• _What is expected_
Repeat the whole listing exactly as written.

##### Stored records

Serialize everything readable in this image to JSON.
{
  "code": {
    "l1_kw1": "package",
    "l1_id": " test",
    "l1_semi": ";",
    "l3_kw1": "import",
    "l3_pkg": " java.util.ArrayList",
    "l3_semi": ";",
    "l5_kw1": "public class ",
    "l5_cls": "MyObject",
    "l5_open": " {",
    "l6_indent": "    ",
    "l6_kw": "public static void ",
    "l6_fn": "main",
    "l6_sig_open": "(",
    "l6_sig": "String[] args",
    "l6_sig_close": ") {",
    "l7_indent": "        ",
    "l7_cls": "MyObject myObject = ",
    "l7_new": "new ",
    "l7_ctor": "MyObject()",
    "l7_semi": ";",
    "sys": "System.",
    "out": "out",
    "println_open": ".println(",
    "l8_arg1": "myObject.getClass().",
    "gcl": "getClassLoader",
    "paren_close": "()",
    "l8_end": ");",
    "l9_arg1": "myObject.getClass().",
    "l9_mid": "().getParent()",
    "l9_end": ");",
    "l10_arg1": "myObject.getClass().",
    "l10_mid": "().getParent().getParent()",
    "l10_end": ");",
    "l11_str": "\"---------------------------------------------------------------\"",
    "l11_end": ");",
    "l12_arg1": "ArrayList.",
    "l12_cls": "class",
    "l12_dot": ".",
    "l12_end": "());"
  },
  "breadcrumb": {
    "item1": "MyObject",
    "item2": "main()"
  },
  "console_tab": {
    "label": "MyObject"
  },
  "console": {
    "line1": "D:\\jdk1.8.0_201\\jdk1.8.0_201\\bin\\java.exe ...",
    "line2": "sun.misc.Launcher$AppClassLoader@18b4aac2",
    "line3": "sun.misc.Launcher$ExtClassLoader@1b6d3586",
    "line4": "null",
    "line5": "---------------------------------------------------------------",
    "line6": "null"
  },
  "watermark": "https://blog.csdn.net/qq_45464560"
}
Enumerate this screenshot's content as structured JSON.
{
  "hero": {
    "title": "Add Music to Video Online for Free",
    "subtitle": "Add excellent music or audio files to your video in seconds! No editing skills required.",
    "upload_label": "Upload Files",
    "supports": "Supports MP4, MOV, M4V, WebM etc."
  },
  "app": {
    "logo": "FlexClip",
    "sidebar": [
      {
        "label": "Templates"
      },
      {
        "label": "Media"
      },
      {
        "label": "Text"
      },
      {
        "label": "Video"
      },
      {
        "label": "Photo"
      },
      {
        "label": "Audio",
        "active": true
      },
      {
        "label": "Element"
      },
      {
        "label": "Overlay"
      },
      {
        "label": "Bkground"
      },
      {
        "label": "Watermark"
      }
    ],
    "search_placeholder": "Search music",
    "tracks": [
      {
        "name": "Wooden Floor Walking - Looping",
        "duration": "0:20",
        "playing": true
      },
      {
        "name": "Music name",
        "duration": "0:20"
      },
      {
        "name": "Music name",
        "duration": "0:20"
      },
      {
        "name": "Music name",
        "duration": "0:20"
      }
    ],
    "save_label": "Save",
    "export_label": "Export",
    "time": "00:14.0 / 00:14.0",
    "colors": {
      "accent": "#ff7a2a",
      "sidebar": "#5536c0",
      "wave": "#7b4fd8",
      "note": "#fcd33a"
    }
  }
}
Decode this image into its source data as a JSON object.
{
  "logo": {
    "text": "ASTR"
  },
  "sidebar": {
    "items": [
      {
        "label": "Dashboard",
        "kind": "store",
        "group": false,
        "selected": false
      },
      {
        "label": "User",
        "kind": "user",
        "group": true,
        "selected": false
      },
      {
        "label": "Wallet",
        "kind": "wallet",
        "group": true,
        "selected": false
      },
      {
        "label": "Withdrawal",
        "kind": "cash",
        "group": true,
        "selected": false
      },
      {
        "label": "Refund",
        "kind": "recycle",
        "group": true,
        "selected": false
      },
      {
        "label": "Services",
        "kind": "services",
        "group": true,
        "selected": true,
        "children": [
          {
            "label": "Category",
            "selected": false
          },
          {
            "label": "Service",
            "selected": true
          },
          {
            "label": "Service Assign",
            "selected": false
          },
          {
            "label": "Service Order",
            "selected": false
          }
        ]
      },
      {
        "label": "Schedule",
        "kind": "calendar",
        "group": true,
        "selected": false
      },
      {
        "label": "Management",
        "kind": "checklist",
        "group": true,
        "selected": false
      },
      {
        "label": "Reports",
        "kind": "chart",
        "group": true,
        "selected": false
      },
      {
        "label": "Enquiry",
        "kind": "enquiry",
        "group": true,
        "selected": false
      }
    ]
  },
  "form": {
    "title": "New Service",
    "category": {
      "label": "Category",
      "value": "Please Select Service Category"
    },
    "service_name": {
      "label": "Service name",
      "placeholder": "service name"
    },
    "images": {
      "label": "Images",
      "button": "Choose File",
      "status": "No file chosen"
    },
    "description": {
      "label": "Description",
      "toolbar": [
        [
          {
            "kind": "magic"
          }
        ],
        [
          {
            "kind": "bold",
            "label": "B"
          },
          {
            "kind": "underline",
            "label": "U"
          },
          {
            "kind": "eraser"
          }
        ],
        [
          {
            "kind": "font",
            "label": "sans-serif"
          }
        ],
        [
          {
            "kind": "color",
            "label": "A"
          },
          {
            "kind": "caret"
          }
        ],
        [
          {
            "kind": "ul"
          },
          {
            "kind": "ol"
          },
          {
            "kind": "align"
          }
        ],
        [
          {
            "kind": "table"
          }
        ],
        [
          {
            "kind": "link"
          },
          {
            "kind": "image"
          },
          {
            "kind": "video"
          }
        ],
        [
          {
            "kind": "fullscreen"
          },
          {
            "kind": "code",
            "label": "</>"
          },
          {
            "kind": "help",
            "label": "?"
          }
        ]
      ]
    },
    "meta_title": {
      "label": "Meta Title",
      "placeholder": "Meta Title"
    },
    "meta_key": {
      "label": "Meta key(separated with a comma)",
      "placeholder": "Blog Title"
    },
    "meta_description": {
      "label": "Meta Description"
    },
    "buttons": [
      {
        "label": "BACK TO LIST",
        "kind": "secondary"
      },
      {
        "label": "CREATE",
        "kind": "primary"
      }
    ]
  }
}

##########

• _The reply_
Serialize everything readable in this image to JSON.
{
  "code": {
    "l1_kw1": "package",
    "l1_id": " test",
    "l1_semi": ";",
    "l3_kw1": "import",
    "l3_pkg": " java.util.ArrayList",
    "l3_semi": ";",
    "l5_kw1": "public class ",
    "l5_cls": "MyObject",
    "l5_open": " {",
    "l6_indent": "    ",
    "l6_kw": "public static void ",
    "l6_fn": "main",
    "l6_sig_open": "(",
    "l6_sig": "String[] args",
    "l6_sig_close": ") {",
    "l7_indent": "        ",
    "l7_cls": "MyObject myObject = ",
    "l7_new": "new ",
    "l7_ctor": "MyObject()",
    "l7_semi": ";",
    "sys": "System.",
    "out": "out",
    "println_open": ".println(",
    "l8_arg1": "myObject.getClass().",
    "gcl": "getClassLoader",
    "paren_close": "()",
    "l8_end": ");",
    "l9_arg1": "myObject.getClass().",
    "l9_mid": "().getParent()",
    "l9_end": ");",
    "l10_arg1": "myObject.getClass().",
    "l10_mid": "().getParent().getParent()",
    "l10_end": ");",
    "l11_str": "\"---------------------------------------------------------------\"",
    "l11_end": ");",
    "l12_arg1": "ArrayList.",
    "l12_cls": "class",
    "l12_dot": ".",
    "l12_end": "());"
  },
  "breadcrumb": {
    "item1": "MyObject",
    "item2": "main()"
  },
  "console_tab": {
    "label": "MyObject"
  },
  "console": {
    "line1": "D:\\jdk1.8.0_201\\jdk1.8.0_201\\bin\\java.exe ...",
    "line2": "sun.misc.Launcher$AppClassLoader@18b4aac2",
    "line3": "sun.misc.Launcher$ExtClassLoader@1b6d3586",
    "line4": "null",
    "line5": "---------------------------------------------------------------",
    "line6": "null"
  },
  "watermark": "https://blog.csdn.net/qq_45464560"
}
Enumerate this screenshot's content as structured JSON.
{
  "hero": {
    "title": "Add Music to Video Online for Free",
    "subtitle": "Add excellent music or audio files to your video in seconds! No editing skills required.",
    "upload_label": "Upload Files",
    "supports": "Supports MP4, MOV, M4V, WebM etc."
  },
  "app": {
    "logo": "FlexClip",
    "sidebar": [
      {
        "label": "Templates"
      },
      {
        "label": "Media"
      },
      {
        "label": "Text"
      },
      {
        "label": "Video"
      },
      {
        "label": "Photo"
      },
      {
        "label": "Audio",
        "active": true
      },
      {
        "label": "Element"
      },
      {
        "label": "Overlay"
      },
      {
        "label": "Bkground"
      },
      {
        "label": "Watermark"
      }
    ],
    "search_placeholder": "Search music",
    "tracks": [
      {
        "name": "Wooden Floor Walking - Looping",
        "duration": "0:20",
        "playing": true
      },
      {
        "name": "Music name",
        "duration": "0:20"
      },
      {
        "name": "Music name",
        "duration": "0:20"
      },
      {
        "name": "Music name",
        "duration": "0:20"
      }
    ],
    "save_label": "Save",
    "export_label": "Export",
    "time": "00:14.0 / 00:14.0",
    "colors": {
      "accent": "#ff7a2a",
      "sidebar": "#5536c0",
      "wave": "#7b4fd8",
      "note": "#fcd33a"
    }
  }
}
Decode this image into its source data as a JSON object.
{
  "logo": {
    "text": "ASTR"
  },
  "sidebar": {
    "items": [
      {
        "label": "Dashboard",
        "kind": "store",
        "group": false,
        "selected": false
      },
      {
        "label": "User",
        "kind": "user",
        "group": true,
        "selected": false
      },
      {
        "label": "Wallet",
        "kind": "wallet",
        "group": true,
        "selected": false
      },
      {
        "label": "Withdrawal",
        "kind": "cash",
        "group": true,
        "selected": false
      },
      {
        "label": "Refund",
        "kind": "recycle",
        "group": true,
        "selected": false
      },
      {
        "label": "Services",
        "kind": "services",
        "group": true,
        "selected": true,
        "children": [
          {
            "label": "Category",
            "selected": false
          },
          {
            "label": "Service",
            "selected": true
          },
          {
            "label": "Service Assign",
            "selected": false
          },
          {
            "label": "Service Order",
            "selected": false
          }
        ]
      },
      {
        "label": "Schedule",
        "kind": "calendar",
        "group": true,
        "selected": false
      },
      {
        "label": "Management",
        "kind": "checklist",
        "group": true,
        "selected": false
      },
      {
        "label": "Reports",
        "kind": "chart",
        "group": true,
        "selected": false
      },
      {
        "label": "Enquiry",
        "kind": "enquiry",
        "group": true,
        "selected": false
      }
    ]
  },
  "form": {
    "title": "New Service",
    "category": {
      "label": "Category",
      "value": "Please Select Service Category"
    },
    "service_name": {
      "label": "Service name",
      "placeholder": "service name"
    },
    "images": {
      "label": "Images",
      "button": "Choose File",
      "status": "No file chosen"
    },
    "description": {
      "label": "Description",
      "toolbar": [
        [
          {
            "kind": "magic"
          }
        ],
        [
          {
            "kind": "bold",
            "label": "B"
          },
          {
            "kind": "underline",
            "label": "U"
          },
          {
            "kind": "eraser"
          }
        ],
        [
          {
            "kind": "font",
            "label": "sans-serif"
          }
        ],
        [
          {
            "kind": "color",
            "label": "A"
          },
          {
            "kind": "caret"
          }
        ],
        [
          {
            "kind": "ul"
          },
          {
            "kind": "ol"
          },
          {
            "kind": "align"
          }
        ],
        [
          {
            "kind": "table"
          }
        ],
        [
          {
            "kind": "link"
          },
          {
            "kind": "image"
          },
          {
            "kind": "video"
          }
        ],
        [
          {
            "kind": "fullscreen"
          },
          {
            "kind": "code",
            "label": "</>"
          },
          {
            "kind": "help",
            "label": "?"
          }
        ]
      ]
    },
    "meta_title": {
      "label": "Meta Title",
      "placeholder": "Meta Title"
    },
    "meta_key": {
      "label": "Meta key(separated with a comma)",
      "placeholder": "Blog Title"
    },
    "meta_description": {
      "label": "Meta Description"
    },
    "buttons": [
      {
        "label": "BACK TO LIST",
        "kind": "secondary"
      },
      {
        "label": "CREATE",
        "kind": "primary"
      }
    ]
  }
}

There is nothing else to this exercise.